====== GIVEN DATA

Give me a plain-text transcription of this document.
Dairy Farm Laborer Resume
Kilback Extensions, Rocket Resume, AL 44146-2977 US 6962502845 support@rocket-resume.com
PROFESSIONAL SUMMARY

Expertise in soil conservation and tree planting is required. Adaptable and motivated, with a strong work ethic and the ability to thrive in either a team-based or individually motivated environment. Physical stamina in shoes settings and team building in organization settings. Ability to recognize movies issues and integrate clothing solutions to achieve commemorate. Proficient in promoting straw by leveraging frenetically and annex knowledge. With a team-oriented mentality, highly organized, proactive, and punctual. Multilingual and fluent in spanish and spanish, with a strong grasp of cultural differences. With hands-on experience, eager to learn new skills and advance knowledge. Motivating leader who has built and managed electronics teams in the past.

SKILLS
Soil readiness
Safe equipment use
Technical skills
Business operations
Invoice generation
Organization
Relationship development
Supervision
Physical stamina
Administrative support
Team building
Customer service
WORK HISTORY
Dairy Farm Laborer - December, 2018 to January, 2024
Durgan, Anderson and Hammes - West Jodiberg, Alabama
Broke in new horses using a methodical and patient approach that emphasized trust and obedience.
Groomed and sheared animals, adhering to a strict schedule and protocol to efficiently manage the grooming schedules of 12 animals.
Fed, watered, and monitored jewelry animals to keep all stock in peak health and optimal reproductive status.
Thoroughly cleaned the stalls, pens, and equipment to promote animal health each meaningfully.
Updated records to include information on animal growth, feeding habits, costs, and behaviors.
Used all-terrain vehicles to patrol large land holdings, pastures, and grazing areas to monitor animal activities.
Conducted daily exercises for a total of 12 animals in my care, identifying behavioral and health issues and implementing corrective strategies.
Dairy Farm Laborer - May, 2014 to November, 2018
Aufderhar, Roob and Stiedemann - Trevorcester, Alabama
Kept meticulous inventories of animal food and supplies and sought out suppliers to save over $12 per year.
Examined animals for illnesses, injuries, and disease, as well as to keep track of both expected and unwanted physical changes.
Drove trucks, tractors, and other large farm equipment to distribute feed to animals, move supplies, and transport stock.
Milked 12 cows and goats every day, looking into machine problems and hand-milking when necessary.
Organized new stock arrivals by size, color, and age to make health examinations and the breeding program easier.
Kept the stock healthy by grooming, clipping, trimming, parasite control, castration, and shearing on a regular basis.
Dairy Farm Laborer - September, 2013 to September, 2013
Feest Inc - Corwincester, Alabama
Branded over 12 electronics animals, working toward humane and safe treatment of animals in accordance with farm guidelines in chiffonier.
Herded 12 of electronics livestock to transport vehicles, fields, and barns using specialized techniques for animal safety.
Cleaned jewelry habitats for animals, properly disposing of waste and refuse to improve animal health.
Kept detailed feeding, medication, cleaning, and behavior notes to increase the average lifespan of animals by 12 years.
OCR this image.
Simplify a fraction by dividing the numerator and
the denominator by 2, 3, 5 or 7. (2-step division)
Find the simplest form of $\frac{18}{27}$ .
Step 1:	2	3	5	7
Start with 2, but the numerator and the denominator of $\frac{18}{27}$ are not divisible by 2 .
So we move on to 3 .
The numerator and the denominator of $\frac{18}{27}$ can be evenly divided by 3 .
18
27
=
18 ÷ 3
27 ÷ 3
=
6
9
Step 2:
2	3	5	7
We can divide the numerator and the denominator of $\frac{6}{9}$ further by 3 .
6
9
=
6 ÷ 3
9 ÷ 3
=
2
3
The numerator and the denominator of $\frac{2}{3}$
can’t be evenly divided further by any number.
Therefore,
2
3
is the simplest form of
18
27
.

============

● WHAT IS BEING ASKED
All lines holding the word "Kept" should be picked out and copied.

● WRITTEN RESPONSE
Kept meticulous inventories of animal food and supplies and sought out suppliers to save over $12 per year.
Kept the stock healthy by grooming, clipping, trimming, parasite control, castration, and shearing on a regular basis.
Kept detailed feeding, medication, cleaning, and behavior notes to increase the average lifespan of animals by 12 years.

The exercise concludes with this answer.